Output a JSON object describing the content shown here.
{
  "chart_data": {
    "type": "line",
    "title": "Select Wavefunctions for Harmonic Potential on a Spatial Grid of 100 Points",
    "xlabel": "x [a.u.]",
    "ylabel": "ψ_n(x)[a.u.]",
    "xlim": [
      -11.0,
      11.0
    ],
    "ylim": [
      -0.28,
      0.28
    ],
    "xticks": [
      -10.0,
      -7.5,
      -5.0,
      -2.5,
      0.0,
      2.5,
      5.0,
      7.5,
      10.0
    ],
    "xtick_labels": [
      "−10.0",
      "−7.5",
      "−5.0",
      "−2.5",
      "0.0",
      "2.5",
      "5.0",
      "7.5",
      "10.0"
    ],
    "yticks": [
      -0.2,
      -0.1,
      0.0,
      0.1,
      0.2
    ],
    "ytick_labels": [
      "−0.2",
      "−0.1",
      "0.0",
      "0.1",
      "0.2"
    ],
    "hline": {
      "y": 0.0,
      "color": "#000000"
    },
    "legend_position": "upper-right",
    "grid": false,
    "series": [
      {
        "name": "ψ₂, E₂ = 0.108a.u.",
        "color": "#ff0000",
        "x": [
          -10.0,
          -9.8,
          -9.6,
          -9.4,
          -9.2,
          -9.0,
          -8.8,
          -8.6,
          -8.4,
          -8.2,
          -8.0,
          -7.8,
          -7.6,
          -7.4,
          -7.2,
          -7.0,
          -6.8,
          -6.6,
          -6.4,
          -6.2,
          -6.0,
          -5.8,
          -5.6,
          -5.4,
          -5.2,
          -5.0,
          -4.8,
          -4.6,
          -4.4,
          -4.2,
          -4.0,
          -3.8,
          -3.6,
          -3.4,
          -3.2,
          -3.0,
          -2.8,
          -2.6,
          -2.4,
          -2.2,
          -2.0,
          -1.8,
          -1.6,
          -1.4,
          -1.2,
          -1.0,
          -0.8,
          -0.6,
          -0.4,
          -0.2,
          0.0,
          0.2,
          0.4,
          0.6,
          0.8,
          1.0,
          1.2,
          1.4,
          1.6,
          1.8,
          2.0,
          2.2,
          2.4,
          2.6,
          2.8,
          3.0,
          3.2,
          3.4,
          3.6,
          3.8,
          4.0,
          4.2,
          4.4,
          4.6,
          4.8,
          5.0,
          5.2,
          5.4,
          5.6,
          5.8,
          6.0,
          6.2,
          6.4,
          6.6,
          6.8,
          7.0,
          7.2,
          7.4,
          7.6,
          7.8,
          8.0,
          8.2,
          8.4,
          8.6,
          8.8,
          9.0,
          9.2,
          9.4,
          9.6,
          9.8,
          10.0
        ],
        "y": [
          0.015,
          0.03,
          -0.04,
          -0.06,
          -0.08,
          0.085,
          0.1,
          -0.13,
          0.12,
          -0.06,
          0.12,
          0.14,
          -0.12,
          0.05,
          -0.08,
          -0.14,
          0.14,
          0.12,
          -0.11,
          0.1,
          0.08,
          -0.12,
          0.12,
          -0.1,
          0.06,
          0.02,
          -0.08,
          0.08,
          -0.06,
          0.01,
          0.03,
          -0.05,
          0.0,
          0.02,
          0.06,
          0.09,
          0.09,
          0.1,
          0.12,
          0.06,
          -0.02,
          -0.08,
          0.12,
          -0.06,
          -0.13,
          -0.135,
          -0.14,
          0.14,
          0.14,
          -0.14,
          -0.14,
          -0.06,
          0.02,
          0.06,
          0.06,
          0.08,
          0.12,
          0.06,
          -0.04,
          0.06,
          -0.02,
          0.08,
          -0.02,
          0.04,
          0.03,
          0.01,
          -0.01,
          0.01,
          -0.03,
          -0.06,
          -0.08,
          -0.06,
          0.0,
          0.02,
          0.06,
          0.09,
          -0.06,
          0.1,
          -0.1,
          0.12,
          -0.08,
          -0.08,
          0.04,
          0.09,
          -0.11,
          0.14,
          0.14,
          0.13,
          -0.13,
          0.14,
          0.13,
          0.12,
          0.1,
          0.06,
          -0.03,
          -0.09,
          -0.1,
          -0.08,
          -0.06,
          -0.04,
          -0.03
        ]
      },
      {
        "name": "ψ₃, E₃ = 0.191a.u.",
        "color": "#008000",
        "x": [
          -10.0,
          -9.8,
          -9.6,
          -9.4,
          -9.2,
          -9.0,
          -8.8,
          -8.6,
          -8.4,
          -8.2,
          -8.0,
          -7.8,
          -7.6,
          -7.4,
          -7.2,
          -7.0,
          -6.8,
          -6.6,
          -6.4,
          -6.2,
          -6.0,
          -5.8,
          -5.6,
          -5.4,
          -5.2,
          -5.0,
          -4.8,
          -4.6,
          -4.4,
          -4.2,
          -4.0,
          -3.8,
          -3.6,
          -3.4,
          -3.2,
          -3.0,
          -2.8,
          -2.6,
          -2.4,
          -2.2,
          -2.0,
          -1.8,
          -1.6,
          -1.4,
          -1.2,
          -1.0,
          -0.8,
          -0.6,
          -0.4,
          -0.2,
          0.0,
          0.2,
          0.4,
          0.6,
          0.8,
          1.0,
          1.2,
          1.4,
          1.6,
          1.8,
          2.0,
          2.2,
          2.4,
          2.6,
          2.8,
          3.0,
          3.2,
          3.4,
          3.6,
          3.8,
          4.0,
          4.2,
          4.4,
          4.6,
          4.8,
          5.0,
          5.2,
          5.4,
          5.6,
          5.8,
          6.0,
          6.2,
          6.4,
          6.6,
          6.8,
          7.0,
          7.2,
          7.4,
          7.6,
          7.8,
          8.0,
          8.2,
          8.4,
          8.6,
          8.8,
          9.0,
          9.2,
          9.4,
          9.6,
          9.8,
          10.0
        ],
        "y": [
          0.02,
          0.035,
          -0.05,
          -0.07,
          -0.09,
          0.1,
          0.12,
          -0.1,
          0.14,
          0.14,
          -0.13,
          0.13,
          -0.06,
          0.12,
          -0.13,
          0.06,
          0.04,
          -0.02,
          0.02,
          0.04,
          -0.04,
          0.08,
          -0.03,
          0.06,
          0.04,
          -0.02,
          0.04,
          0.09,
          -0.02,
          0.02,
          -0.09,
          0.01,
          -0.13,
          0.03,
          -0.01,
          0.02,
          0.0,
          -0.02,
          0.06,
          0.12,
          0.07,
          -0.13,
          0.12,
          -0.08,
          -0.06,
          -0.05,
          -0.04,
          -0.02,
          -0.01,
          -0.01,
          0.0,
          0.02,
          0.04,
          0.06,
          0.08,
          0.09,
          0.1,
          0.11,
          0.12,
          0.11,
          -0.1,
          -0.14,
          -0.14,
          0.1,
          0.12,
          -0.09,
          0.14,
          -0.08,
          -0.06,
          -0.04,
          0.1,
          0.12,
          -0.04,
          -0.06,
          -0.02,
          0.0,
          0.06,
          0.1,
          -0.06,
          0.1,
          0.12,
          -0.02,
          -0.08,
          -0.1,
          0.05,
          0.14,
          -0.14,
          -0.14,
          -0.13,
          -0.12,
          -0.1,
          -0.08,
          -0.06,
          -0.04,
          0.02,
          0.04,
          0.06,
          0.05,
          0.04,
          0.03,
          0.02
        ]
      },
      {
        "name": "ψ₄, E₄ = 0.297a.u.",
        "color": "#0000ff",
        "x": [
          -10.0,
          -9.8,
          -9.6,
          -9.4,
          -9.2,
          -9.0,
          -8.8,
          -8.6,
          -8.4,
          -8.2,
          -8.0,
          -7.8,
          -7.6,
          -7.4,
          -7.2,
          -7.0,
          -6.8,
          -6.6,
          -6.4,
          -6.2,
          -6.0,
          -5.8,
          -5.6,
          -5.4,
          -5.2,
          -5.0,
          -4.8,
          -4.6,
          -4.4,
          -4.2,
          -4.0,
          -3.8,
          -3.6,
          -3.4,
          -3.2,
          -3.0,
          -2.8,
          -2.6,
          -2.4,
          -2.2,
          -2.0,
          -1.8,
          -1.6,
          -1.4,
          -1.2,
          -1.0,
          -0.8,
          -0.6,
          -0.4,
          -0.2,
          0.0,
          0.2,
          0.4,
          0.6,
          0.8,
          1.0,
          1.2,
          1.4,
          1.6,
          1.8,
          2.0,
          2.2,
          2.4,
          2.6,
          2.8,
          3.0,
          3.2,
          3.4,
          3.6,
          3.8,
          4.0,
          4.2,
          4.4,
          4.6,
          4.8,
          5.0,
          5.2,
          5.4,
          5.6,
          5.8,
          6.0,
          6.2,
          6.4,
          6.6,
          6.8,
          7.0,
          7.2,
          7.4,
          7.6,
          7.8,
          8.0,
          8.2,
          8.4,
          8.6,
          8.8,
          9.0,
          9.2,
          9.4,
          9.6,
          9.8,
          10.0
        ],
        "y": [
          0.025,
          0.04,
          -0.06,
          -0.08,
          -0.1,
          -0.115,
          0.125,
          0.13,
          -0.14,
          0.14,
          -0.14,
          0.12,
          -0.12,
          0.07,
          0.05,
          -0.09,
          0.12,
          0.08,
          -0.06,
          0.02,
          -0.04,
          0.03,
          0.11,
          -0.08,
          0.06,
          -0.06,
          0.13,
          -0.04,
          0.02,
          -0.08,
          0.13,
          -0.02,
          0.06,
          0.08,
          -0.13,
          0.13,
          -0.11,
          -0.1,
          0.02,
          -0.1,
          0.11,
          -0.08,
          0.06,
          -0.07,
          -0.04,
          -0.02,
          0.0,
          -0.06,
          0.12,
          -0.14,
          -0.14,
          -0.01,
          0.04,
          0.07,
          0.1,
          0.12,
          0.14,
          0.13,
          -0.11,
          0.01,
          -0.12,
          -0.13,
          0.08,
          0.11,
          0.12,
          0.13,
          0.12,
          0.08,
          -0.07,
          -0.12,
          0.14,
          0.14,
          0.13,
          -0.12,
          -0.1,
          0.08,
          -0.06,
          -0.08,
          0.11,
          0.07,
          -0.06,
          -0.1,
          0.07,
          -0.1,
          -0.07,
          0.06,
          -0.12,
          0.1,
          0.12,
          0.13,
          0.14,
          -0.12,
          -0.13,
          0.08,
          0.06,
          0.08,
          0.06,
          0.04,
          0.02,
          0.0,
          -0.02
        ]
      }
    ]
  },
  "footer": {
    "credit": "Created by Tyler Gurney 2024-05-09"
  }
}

**What is expected:**
Search the data for "name". Copy every line that has it.

**In response:**
        "name": "ψ₂, E₂ = 0.108a.u.",
        "name": "ψ₃, E₃ = 0.191a.u.",
        "name": "ψ₄, E₄ = 0.297a.u.",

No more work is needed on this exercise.